* begin *
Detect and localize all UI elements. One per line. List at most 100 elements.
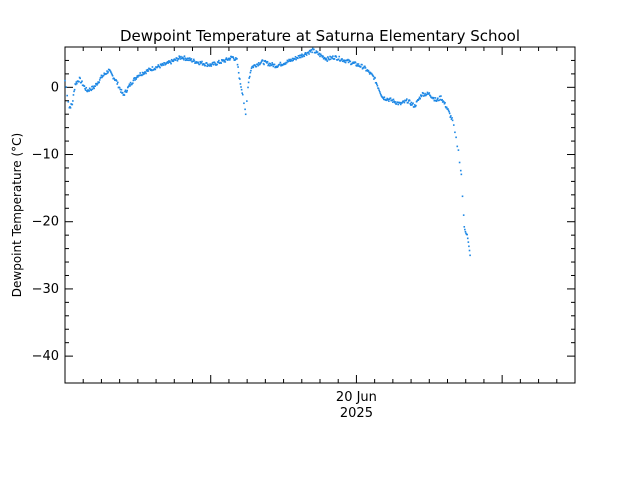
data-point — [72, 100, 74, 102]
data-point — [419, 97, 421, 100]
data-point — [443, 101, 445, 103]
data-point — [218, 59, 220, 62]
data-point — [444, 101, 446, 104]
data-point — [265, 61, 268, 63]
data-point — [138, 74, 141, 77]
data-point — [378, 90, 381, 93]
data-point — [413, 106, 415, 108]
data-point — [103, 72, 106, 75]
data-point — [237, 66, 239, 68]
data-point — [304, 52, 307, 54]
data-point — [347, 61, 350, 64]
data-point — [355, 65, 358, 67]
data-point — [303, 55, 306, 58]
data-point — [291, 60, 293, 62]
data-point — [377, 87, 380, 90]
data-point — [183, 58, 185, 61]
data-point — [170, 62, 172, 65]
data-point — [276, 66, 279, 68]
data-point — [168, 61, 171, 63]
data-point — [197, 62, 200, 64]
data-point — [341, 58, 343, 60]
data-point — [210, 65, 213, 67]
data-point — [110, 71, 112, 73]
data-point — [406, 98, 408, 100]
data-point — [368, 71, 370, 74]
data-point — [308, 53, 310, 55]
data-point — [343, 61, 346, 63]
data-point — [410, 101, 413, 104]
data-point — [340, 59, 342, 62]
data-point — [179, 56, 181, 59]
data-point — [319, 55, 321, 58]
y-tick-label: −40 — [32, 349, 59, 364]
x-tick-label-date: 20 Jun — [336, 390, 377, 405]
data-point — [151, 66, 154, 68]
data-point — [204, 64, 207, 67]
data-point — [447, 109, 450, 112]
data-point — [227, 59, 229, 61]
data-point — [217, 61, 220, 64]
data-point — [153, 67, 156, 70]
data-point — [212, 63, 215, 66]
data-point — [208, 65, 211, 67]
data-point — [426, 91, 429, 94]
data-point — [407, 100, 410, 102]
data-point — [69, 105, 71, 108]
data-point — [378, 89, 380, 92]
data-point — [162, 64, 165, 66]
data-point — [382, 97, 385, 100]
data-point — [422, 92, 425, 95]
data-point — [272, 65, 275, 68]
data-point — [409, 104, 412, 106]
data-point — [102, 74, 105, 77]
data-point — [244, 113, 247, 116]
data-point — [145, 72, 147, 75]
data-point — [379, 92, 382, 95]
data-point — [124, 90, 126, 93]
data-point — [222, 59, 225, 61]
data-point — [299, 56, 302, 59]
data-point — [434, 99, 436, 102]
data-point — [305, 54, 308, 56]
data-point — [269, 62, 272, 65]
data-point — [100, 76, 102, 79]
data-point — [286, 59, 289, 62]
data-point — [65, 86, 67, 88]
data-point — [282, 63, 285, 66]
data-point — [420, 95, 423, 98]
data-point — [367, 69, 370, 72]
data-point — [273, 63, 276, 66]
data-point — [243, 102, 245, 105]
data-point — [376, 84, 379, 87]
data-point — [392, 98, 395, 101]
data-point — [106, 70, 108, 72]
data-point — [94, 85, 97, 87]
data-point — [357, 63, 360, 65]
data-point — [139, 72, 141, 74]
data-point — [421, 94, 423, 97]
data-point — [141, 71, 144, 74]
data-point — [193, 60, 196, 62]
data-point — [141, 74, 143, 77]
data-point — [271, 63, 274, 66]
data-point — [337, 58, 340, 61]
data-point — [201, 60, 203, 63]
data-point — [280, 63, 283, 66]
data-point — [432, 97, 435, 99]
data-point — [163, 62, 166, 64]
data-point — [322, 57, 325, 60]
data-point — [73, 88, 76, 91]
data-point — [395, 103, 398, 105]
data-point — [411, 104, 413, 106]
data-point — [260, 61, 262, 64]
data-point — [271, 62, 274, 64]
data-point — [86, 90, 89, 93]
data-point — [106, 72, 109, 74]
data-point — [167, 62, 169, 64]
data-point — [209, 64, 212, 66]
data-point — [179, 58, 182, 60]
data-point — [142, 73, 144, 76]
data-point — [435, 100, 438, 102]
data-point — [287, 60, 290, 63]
* end *
* begin *
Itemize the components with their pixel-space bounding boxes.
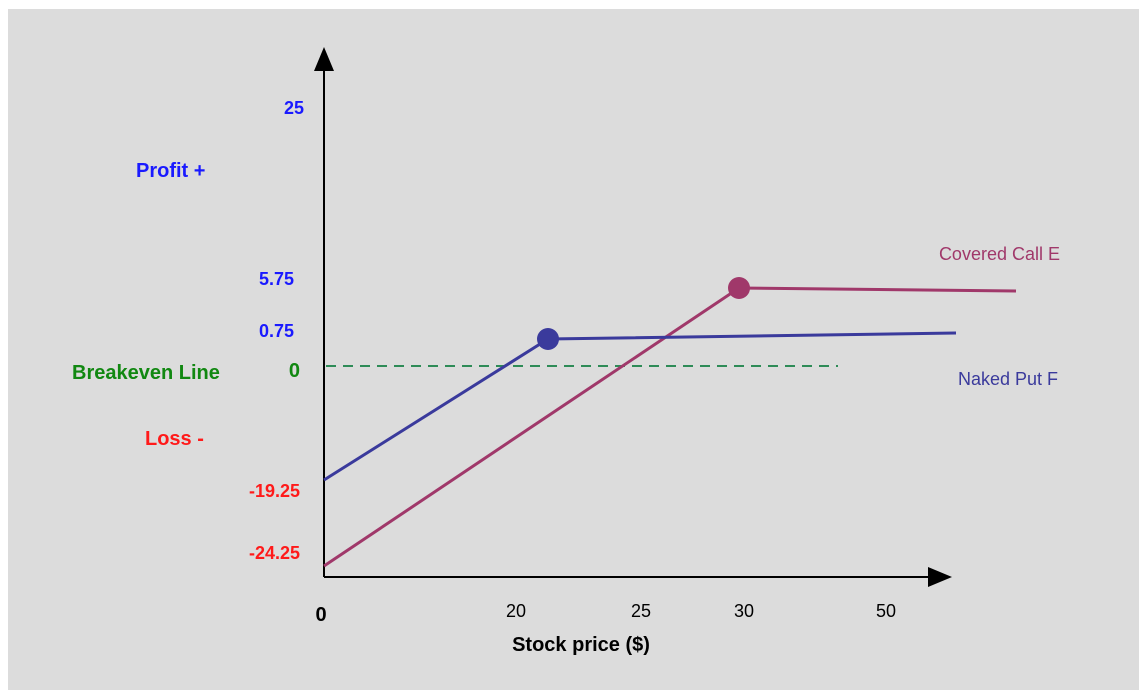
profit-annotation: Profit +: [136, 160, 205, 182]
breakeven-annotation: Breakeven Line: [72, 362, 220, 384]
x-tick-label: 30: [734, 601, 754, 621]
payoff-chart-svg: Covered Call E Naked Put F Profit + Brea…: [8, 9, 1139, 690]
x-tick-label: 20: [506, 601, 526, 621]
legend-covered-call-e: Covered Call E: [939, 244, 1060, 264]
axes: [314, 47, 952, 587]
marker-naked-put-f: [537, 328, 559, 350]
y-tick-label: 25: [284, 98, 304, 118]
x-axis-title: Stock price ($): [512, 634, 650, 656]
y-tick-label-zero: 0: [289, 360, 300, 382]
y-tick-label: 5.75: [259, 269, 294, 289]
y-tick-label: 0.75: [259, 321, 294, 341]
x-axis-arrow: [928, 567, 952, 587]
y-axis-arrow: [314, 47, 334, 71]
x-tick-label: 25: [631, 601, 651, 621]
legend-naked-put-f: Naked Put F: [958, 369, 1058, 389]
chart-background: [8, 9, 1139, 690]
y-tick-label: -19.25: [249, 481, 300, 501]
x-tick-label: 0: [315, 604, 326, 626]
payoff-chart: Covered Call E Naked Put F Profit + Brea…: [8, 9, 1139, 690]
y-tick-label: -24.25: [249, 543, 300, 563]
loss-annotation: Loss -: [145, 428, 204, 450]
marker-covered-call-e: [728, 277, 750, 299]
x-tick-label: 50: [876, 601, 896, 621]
* end *
_EXERCISE REQUIREMENTS_: Copy out every line from the one containing "profit-annotation: Profit +: [136, 160, 205, 182]" down to the one containing "x-tick-label: 50: [876, 601, 896, 621]", including both of those lines, without any changes.

_COMPLETE ANSWER_:
profit-annotation: Profit +: [136, 160, 205, 182]
breakeven-annotation: Breakeven Line: [72, 362, 220, 384]
x-tick-label: 30: [734, 601, 754, 621]
payoff-chart-svg: Covered Call E Naked Put F Profit + Brea…: [8, 9, 1139, 690]
x-tick-label: 20: [506, 601, 526, 621]
legend-covered-call-e: Covered Call E: [939, 244, 1060, 264]
axes: [314, 47, 952, 587]
marker-naked-put-f: [537, 328, 559, 350]
y-tick-label: 25: [284, 98, 304, 118]
x-axis-title: Stock price ($): [512, 634, 650, 656]
y-tick-label-zero: 0: [289, 360, 300, 382]
y-tick-label: 5.75: [259, 269, 294, 289]
y-tick-label: 0.75: [259, 321, 294, 341]
x-axis-arrow: [928, 567, 952, 587]
y-axis-arrow: [314, 47, 334, 71]
x-tick-label: 25: [631, 601, 651, 621]
legend-naked-put-f: Naked Put F: [958, 369, 1058, 389]
chart-background: [8, 9, 1139, 690]
y-tick-label: -19.25: [249, 481, 300, 501]
x-tick-label: 0: [315, 604, 326, 626]
payoff-chart: Covered Call E Naked Put F Profit + Brea…: [8, 9, 1139, 690]
y-tick-label: -24.25: [249, 543, 300, 563]
loss-annotation: Loss -: [145, 428, 204, 450]
marker-covered-call-e: [728, 277, 750, 299]
x-tick-label: 50: [876, 601, 896, 621]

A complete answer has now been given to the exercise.